# Start of Information supplied

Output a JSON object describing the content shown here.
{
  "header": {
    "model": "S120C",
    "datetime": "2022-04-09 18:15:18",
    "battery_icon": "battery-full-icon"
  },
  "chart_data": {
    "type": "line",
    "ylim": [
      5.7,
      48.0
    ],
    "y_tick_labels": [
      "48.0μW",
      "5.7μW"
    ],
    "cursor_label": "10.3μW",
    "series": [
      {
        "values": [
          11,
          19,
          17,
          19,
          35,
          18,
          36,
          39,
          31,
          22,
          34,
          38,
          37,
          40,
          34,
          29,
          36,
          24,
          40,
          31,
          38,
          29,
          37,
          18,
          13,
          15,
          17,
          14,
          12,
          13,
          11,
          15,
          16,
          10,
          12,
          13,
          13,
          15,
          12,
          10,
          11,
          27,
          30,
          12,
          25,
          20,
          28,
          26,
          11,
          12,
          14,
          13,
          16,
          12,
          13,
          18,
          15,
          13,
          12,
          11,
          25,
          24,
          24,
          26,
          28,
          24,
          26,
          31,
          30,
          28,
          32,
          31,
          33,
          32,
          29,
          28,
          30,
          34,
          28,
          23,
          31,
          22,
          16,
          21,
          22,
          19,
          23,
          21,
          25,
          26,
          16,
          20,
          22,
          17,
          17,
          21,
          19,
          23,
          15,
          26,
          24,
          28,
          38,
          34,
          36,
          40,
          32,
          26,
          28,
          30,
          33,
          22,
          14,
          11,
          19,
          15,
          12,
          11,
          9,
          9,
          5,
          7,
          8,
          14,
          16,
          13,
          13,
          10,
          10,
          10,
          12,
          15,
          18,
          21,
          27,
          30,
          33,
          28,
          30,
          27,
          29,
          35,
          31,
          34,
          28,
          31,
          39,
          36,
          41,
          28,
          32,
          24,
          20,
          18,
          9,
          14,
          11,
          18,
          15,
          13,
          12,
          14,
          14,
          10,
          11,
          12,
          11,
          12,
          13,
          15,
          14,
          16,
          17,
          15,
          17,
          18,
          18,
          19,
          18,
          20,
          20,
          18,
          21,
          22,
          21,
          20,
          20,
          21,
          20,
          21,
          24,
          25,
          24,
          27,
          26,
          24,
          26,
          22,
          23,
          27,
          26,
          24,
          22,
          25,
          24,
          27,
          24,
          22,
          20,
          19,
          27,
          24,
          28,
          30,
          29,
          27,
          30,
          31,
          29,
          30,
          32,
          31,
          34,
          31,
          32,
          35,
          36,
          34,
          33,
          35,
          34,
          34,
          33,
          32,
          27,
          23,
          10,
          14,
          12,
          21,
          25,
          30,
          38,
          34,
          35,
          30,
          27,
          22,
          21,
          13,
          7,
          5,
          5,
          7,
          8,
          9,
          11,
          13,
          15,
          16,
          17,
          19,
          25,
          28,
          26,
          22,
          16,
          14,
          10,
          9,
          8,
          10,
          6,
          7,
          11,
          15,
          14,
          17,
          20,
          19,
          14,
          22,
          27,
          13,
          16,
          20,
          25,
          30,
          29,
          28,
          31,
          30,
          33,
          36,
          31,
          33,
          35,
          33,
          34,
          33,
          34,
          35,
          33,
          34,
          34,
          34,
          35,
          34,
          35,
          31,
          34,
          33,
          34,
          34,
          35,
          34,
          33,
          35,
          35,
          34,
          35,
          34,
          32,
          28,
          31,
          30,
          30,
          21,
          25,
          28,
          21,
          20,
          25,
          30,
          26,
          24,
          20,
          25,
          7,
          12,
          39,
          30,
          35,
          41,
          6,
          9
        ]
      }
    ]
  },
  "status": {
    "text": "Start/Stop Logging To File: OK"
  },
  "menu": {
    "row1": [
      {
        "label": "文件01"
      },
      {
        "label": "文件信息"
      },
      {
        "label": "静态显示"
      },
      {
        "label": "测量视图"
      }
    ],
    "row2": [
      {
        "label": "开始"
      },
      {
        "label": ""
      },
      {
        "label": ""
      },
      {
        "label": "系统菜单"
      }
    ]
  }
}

# End of Information supplied

*Exercise goal:*
Take the entries above and copy them out exactly.

*Full solution:*
Output a JSON object describing the content shown here.
{
  "header": {
    "model": "S120C",
    "datetime": "2022-04-09 18:15:18",
    "battery_icon": "battery-full-icon"
  },
  "chart_data": {
    "type": "line",
    "ylim": [
      5.7,
      48.0
    ],
    "y_tick_labels": [
      "48.0μW",
      "5.7μW"
    ],
    "cursor_label": "10.3μW",
    "series": [
      {
        "values": [
          11,
          19,
          17,
          19,
          35,
          18,
          36,
          39,
          31,
          22,
          34,
          38,
          37,
          40,
          34,
          29,
          36,
          24,
          40,
          31,
          38,
          29,
          37,
          18,
          13,
          15,
          17,
          14,
          12,
          13,
          11,
          15,
          16,
          10,
          12,
          13,
          13,
          15,
          12,
          10,
          11,
          27,
          30,
          12,
          25,
          20,
          28,
          26,
          11,
          12,
          14,
          13,
          16,
          12,
          13,
          18,
          15,
          13,
          12,
          11,
          25,
          24,
          24,
          26,
          28,
          24,
          26,
          31,
          30,
          28,
          32,
          31,
          33,
          32,
          29,
          28,
          30,
          34,
          28,
          23,
          31,
          22,
          16,
          21,
          22,
          19,
          23,
          21,
          25,
          26,
          16,
          20,
          22,
          17,
          17,
          21,
          19,
          23,
          15,
          26,
          24,
          28,
          38,
          34,
          36,
          40,
          32,
          26,
          28,
          30,
          33,
          22,
          14,
          11,
          19,
          15,
          12,
          11,
          9,
          9,
          5,
          7,
          8,
          14,
          16,
          13,
          13,
          10,
          10,
          10,
          12,
          15,
          18,
          21,
          27,
          30,
          33,
          28,
          30,
          27,
          29,
          35,
          31,
          34,
          28,
          31,
          39,
          36,
          41,
          28,
          32,
          24,
          20,
          18,
          9,
          14,
          11,
          18,
          15,
          13,
          12,
          14,
          14,
          10,
          11,
          12,
          11,
          12,
          13,
          15,
          14,
          16,
          17,
          15,
          17,
          18,
          18,
          19,
          18,
          20,
          20,
          18,
          21,
          22,
          21,
          20,
          20,
          21,
          20,
          21,
          24,
          25,
          24,
          27,
          26,
          24,
          26,
          22,
          23,
          27,
          26,
          24,
          22,
          25,
          24,
          27,
          24,
          22,
          20,
          19,
          27,
          24,
          28,
          30,
          29,
          27,
          30,
          31,
          29,
          30,
          32,
          31,
          34,
          31,
          32,
          35,
          36,
          34,
          33,
          35,
          34,
          34,
          33,
          32,
          27,
          23,
          10,
          14,
          12,
          21,
          25,
          30,
          38,
          34,
          35,
          30,
          27,
          22,
          21,
          13,
          7,
          5,
          5,
          7,
          8,
          9,
          11,
          13,
          15,
          16,
          17,
          19,
          25,
          28,
          26,
          22,
          16,
          14,
          10,
          9,
          8,
          10,
          6,
          7,
          11,
          15,
          14,
          17,
          20,
          19,
          14,
          22,
          27,
          13,
          16,
          20,
          25,
          30,
          29,
          28,
          31,
          30,
          33,
          36,
          31,
          33,
          35,
          33,
          34,
          33,
          34,
          35,
          33,
          34,
          34,
          34,
          35,
          34,
          35,
          31,
          34,
          33,
          34,
          34,
          35,
          34,
          33,
          35,
          35,
          34,
          35,
          34,
          32,
          28,
          31,
          30,
          30,
          21,
          25,
          28,
          21,
          20,
          25,
          30,
          26,
          24,
          20,
          25,
          7,
          12,
          39,
          30,
          35,
          41,
          6,
          9
        ]
      }
    ]
  },
  "status": {
    "text": "Start/Stop Logging To File: OK"
  },
  "menu": {
    "row1": [
      {
        "label": "文件01"
      },
      {
        "label": "文件信息"
      },
      {
        "label": "静态显示"
      },
      {
        "label": "测量视图"
      }
    ],
    "row2": [
      {
        "label": "开始"
      },
      {
        "label": ""
      },
      {
        "label": ""
      },
      {
        "label": "系统菜单"
      }
    ]
  }
}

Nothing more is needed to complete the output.